WRITTEN PROBLEM A -
Summarize the forum discussion in three sentences.

This question is important regardless of who raises it. Projects like Kafka, Spark, PostgreSQL, and Kubernetes (among others) have solved it while allowing good returns to those who contribute.
p.s., We spent 7% of budget on marketing last month. A sizable fraction of our budget is devoted to open source contributions ClickHouse and ecosystem projects.
this whole thing reminds me of elastic and hashicorp, and it's hard to pick sides given that the core maintainers also worked their assess of building it in public, and the community contributors also put their effort into it.
i think this common theme is unlocking a new era of software where core maintainers productize the main product slapped with a bsl license and the community (incl other businesses) maintain their own fork.
it's great that discussions like this are being brought up and talked about.
If this blog post raises any legitimate concerns, I missed them. All I see is entitlement to continue get work for free. If you're concerned about gaps in ClickHouse functionality, maybe pick up the slack and contribute back?
It takes a village to raise a database, as the saying goes.
The problem with open core is there's no great answer.
Either it's merged, in which case there are now two codebases implementing the same feature (one open, one closed), and the company's revenue stream is imperiled.
Or it's rejected (either explicitly or quietly ignored), in which case work is wasted and the project is less useful than it could be.

WRITTEN PROBLEM B -
Lay out the listing lines starting at the one containing "tab-label: index.tsx — [193, 13, 262, 32]" and ending at the one containing "295, 800, 328]" as a Markdown table with the columns Row and Entry, leaving out blank lines.

RECORDS PROVIDED -
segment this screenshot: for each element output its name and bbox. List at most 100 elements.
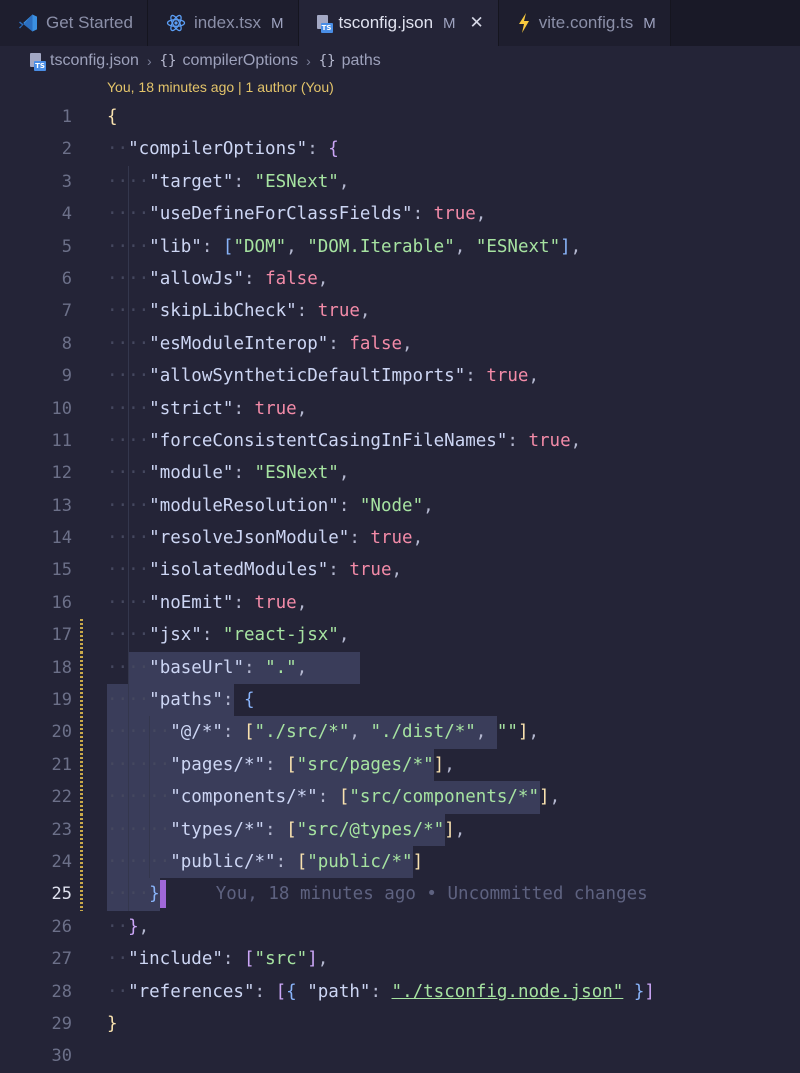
tab-label: index.tsx — [193, 13, 262, 32]
line-number: 28 — [51, 981, 72, 1002]
code-line[interactable]: 13 ····"moduleResolution": "Node", — [0, 489, 800, 523]
git-modified-gutter-marker[interactable] — [80, 748, 83, 782]
code-line[interactable]: 7 ····"skipLibCheck": true, — [0, 295, 800, 328]
code-content: ····"forceConsistentCasingInFileNames": … — [107, 424, 581, 458]
code-token: "module" — [149, 463, 234, 484]
whitespace-marker: ···· — [107, 171, 150, 192]
line-number: 30 — [51, 1046, 72, 1067]
code-token: "public/*" — [170, 851, 276, 872]
git-modified-gutter-marker[interactable] — [80, 878, 83, 911]
code-content: ······"public/*": ["public/*"] — [107, 845, 423, 879]
code-token: false — [265, 268, 318, 289]
code-token: ] — [644, 981, 655, 1002]
code-token: : — [307, 139, 329, 160]
code-token: , — [317, 949, 329, 970]
code-line[interactable]: 29} — [0, 1008, 800, 1040]
code-line[interactable]: 17 ····"jsx": "react-jsx", — [0, 619, 800, 652]
git-modified-gutter-marker[interactable] — [80, 716, 83, 749]
code-line[interactable]: 9 ····"allowSyntheticDefaultImports": tru… — [0, 360, 800, 393]
code-token: } — [107, 1013, 118, 1034]
line-number: 9 — [61, 366, 72, 387]
code-line[interactable]: 8 ····"esModuleInterop": false, — [0, 327, 800, 361]
git-modified-gutter-marker[interactable] — [80, 813, 83, 846]
breadcrumb-file[interactable]: tsconfig.json — [50, 52, 139, 70]
object-icon: {} — [159, 53, 177, 69]
code-content: ····"resolveJsonModule": true, — [107, 522, 423, 555]
git-modified-gutter-marker[interactable] — [80, 651, 83, 685]
code-line[interactable]: 11 ····"forceConsistentCasingInFileNames"… — [0, 424, 800, 458]
tab-index-tsx[interactable]: index.tsx M — [147, 0, 299, 46]
code-line[interactable]: 10 ····"strict": true, — [0, 392, 800, 425]
code-line[interactable]: 28 ··"references": [{ "path": "./tsconfig… — [0, 976, 800, 1008]
code-line[interactable]: 14 ····"resolveJsonModule": true, — [0, 522, 800, 555]
code-token: : — [233, 463, 255, 484]
code-line[interactable]: 3 ····"target": "ESNext", — [0, 165, 800, 199]
code-line[interactable]: 2 ··"compilerOptions": { — [0, 133, 800, 165]
code-token: "skipLibCheck" — [149, 301, 297, 322]
code-token: [ — [286, 819, 297, 840]
code-line[interactable]: 26 ··}, — [0, 911, 800, 943]
code-token: "moduleResolution" — [149, 495, 339, 516]
tab-vite-config-ts[interactable]: vite.config.ts M — [498, 0, 671, 46]
git-modified-gutter-marker[interactable] — [80, 781, 83, 814]
code-line[interactable]: 25 ····} You, 18 minutes ago • Uncommitted… — [0, 878, 800, 911]
git-blame-codelens[interactable]: You, 18 minutes ago | 1 author (You) — [107, 79, 334, 95]
code-token: , — [454, 819, 466, 840]
git-modified-gutter-marker[interactable] — [80, 619, 83, 652]
whitespace-marker: ·· — [107, 916, 129, 937]
code-line[interactable]: 27 ··"include": ["src"], — [0, 943, 800, 975]
code-token: , — [475, 204, 487, 225]
whitespace-marker: ·· — [107, 139, 129, 160]
code-line[interactable]: 18 ····"baseUrl": ".", — [0, 651, 800, 685]
code-content: ······"components/*": ["src/components/*… — [107, 781, 560, 814]
code-line[interactable]: 21 ······"pages/*": ["src/pages/*"], — [0, 748, 800, 782]
code-line[interactable]: 1{ — [0, 101, 800, 133]
code-token: "noEmit" — [149, 592, 234, 613]
code-content: ····"module": "ESNext", — [107, 457, 349, 490]
code-token: true — [433, 204, 476, 225]
code-token: { — [244, 690, 255, 711]
tab-tsconfig-json[interactable]: TS tsconfig.json M ✕ — [298, 0, 499, 46]
line-number: 17 — [51, 625, 72, 646]
code-line[interactable]: 12 ····"module": "ESNext", — [0, 457, 800, 490]
close-icon[interactable]: ✕ — [470, 13, 484, 33]
whitespace-marker: ···· — [107, 333, 150, 354]
code-line[interactable]: 6 ····"allowJs": false, — [0, 262, 800, 296]
code-line[interactable]: 30 — [0, 1040, 800, 1072]
tab-get-started[interactable]: Get Started — [0, 0, 148, 46]
code-token: "compilerOptions" — [128, 139, 308, 160]
code-line[interactable]: 16 ····"noEmit": true, — [0, 586, 800, 620]
code-token: ] — [444, 819, 455, 840]
lightning-icon — [517, 13, 531, 33]
tab-label: Get Started — [46, 13, 133, 32]
code-token: "strict" — [149, 398, 234, 419]
code-editor[interactable]: 1{2 ··"compilerOptions": {3 ····"target": … — [0, 101, 800, 1073]
code-line[interactable]: 24 ······"public/*": ["public/*"] — [0, 845, 800, 879]
line-number: 21 — [51, 754, 72, 775]
code-content: ··"include": ["src"], — [107, 943, 328, 975]
breadcrumb-segment-paths[interactable]: paths — [342, 52, 381, 70]
code-token: , — [338, 171, 350, 192]
code-line[interactable]: 4 ····"useDefineForClassFields": true, — [0, 198, 800, 231]
code-token: : — [275, 851, 297, 872]
code-line[interactable]: 22 ······"components/*": ["src/components… — [0, 781, 800, 814]
code-token: "baseUrl" — [149, 657, 244, 678]
code-line[interactable]: 23 ······"types/*": ["src/@types/*"], — [0, 813, 800, 846]
code-token: : — [296, 301, 318, 322]
whitespace-marker: ···· — [107, 430, 150, 451]
code-token: , — [296, 592, 308, 613]
code-line[interactable]: 20 ······"@/*": ["./src/*", "./dist/*", "… — [0, 716, 800, 749]
code-line[interactable]: 5 ····"lib": ["DOM", "DOM.Iterable", "ESN… — [0, 230, 800, 263]
code-content: ····"jsx": "react-jsx", — [107, 619, 349, 652]
code-line[interactable]: 15 ····"isolatedModules": true, — [0, 554, 800, 587]
code-token: true — [254, 592, 297, 613]
whitespace-marker: ···· — [107, 625, 150, 646]
git-modified-gutter-marker[interactable] — [80, 845, 83, 879]
line-number: 8 — [61, 333, 72, 354]
breadcrumb-segment-compiler-options[interactable]: compilerOptions — [182, 52, 298, 70]
code-line[interactable]: 19 ····"paths": { — [0, 684, 800, 717]
line-number: 2 — [61, 139, 72, 160]
line-number: 7 — [61, 301, 72, 322]
git-modified-gutter-marker[interactable] — [80, 684, 83, 717]
code-token: , — [402, 333, 413, 354]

WORKED ANSWER A -
One commenter calls the question important and says that projects such as Kafka, Spark, PostgreSQL, and Kubernetes have solved it while allowing good returns to contributors, adding that a sizable fraction of their budget goes to open source contributions. Another likens the situation to Elastic and HashiCorp, sees a new era in which maintainers productize the main product under a BSL license while the community maintains its own fork, and a third dismisses a blog post as entitlement to continued free work. A final commenter argues that open core has no great answer, since a contributed feature is either merged, leaving two codebases and imperiling the company's revenue stream, or rejected, wasting the work.

WORKED ANSWER B -
| Row | Entry |
|---|---|
| 1 | tab-label: index.tsx — [193, 13, 262, 32] |
| 2 | line-number: 28 — [51, 981, 72, 1002] |
| 3 | code-line[interactable]: 13 ····"moduleResolution": "Node", — [0, 489, 800, 523] |
| 4 | git-modified-gutter-marker[interactable] — [80, 748, 83, 782] |
| 5 | code-line[interactable]: 7 ····"skipLibCheck": true, — [0, 295, 800, 328] |